• EXERCISE OBJECTIVE
Reproduce the following text about the Antarctic photo album website word for word, from its opening editor's note through the last album volume.

• PASSAGE PROVIDED
+++

Editor’s November 2023 note: This is a revised version of the original website that was first posted – from Antarctica – in 1996.


About this website

Note: While hosted in Reston, Virgina, USA, this website was optimized for Antarctic-based web visitors who were blessed with sporadic and sometimes slow Internet connections. Updates were done periodically by Dale Andersen directly from Antarctica.
Last website update: 14 November 1997

Antarctic Photo Albums

  • Volume 1: Images of Lake Bonney, Lake Vida, and Lake Hoare plus some underwater shots of divers examining microbial mats at the bottom of these ice covered lakes.
  • Volume 2: Remote field camp located at Battleship Promontory, Alatna Valley, Antarctica where researchers look for lithophytic communities.
  • Volume 3: Images of Dr. Imre Friedmann making a photographic record of the cryptoendolithic community colonizing the Beacon Sandstone (orthoquartzite) at Battleship Promentory, Antarctica.
  • Volume 4: Accomodations at Lake Hoare, Taylor Valley, Antarctica – Huts, helicopters, tents, and some of the people who work here.

+++

• RECORDED DATA
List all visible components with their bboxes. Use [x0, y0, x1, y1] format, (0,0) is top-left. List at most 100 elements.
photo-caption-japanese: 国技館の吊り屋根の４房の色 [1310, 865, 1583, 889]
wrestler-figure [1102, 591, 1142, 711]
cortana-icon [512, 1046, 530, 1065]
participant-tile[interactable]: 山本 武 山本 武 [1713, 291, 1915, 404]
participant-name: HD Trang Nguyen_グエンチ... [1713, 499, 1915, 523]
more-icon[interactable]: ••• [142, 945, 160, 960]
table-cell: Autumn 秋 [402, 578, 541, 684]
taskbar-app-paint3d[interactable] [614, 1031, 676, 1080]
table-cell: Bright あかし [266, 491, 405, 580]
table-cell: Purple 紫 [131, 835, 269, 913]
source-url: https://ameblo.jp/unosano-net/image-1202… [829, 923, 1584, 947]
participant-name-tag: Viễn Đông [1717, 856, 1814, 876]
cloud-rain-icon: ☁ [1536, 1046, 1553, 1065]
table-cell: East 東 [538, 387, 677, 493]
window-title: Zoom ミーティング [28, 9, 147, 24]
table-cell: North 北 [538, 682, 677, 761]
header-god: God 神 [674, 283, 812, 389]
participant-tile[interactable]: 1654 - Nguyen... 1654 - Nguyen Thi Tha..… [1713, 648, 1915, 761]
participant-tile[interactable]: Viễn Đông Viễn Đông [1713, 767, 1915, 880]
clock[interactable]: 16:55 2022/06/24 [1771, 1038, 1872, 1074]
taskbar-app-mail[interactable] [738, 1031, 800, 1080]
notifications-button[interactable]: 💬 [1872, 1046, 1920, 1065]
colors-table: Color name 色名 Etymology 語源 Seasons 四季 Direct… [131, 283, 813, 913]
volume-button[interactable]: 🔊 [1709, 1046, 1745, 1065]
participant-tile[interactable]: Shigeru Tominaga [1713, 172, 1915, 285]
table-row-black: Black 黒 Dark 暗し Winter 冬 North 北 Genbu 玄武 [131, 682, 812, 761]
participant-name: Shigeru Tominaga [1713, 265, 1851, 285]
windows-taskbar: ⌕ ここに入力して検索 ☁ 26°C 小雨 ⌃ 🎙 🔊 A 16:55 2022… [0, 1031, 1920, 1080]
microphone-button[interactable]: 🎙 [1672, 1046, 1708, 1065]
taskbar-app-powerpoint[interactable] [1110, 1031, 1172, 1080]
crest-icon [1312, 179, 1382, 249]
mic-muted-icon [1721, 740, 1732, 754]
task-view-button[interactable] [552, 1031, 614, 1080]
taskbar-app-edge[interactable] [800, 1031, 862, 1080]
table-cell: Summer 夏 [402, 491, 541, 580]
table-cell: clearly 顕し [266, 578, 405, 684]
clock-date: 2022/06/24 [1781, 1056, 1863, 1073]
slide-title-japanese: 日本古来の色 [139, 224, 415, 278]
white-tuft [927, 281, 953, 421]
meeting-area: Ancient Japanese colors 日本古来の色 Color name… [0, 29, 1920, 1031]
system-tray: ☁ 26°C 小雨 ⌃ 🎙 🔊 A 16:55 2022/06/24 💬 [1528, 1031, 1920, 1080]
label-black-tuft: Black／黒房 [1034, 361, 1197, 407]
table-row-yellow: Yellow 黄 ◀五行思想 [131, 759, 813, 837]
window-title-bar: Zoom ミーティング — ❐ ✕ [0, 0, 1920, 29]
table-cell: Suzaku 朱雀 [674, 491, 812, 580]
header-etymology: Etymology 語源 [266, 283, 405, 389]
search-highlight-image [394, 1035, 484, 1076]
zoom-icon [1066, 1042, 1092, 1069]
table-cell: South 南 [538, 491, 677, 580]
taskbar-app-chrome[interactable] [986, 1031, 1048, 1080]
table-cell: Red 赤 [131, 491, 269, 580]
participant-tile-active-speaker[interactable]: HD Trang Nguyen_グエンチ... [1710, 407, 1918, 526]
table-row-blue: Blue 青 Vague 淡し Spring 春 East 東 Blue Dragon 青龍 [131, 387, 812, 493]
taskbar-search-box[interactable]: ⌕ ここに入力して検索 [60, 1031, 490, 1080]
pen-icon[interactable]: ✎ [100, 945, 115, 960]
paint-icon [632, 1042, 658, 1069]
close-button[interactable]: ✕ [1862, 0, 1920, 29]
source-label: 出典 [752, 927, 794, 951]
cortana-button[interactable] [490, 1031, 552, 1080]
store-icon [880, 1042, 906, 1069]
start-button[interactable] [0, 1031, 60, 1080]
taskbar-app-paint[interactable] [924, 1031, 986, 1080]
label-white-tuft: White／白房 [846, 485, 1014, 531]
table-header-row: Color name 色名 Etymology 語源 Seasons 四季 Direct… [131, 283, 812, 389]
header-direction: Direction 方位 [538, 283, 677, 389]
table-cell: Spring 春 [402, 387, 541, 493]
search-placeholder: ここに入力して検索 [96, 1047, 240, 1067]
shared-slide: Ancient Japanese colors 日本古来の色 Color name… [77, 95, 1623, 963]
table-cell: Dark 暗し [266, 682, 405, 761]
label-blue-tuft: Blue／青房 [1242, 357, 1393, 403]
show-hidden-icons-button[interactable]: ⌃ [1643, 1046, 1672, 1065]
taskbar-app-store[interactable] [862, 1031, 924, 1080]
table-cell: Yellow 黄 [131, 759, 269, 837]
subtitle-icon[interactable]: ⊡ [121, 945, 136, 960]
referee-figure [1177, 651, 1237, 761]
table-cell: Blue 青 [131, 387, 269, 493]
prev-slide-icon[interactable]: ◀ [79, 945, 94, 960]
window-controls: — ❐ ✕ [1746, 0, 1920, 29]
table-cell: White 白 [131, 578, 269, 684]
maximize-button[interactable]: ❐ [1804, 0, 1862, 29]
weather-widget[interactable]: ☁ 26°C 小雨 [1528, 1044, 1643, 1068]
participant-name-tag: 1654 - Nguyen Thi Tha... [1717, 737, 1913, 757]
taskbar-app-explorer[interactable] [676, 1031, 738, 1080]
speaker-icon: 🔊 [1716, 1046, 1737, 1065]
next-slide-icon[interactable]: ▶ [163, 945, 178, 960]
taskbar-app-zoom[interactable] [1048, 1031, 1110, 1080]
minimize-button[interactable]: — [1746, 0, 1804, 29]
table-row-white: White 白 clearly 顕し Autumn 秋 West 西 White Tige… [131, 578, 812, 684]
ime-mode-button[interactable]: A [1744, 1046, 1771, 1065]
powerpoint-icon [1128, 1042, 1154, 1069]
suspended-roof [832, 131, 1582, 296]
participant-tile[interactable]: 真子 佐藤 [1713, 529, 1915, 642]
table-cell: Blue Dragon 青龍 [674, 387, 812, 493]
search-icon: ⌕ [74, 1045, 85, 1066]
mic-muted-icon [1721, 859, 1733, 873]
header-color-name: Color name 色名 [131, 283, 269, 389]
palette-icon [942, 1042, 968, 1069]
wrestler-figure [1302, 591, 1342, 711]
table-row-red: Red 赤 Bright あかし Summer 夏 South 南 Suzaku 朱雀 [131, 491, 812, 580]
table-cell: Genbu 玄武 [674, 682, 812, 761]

+++

• WRITTEN ANSWER
Editor’s November 2023 note: This is a revised version of the original website that was first posted – from Antarctica – in 1996.


About this website

Note: While hosted in Reston, Virgina, USA, this website was optimized for Antarctic-based web visitors who were blessed with sporadic and sometimes slow Internet connections. Updates were done periodically by Dale Andersen directly from Antarctica.
Last website update: 14 November 1997

Antarctic Photo Albums

  • Volume 1: Images of Lake Bonney, Lake Vida, and Lake Hoare plus some underwater shots of divers examining microbial mats at the bottom of these ice covered lakes.
  • Volume 2: Remote field camp located at Battleship Promontory, Alatna Valley, Antarctica where researchers look for lithophytic communities.
  • Volume 3: Images of Dr. Imre Friedmann making a photographic record of the cryptoendolithic community colonizing the Beacon Sandstone (orthoquartzite) at Battleship Promentory, Antarctica.
  • Volume 4: Accomodations at Lake Hoare, Taylor Valley, Antarctica – Huts, helicopters, tents, and some of the people who work here.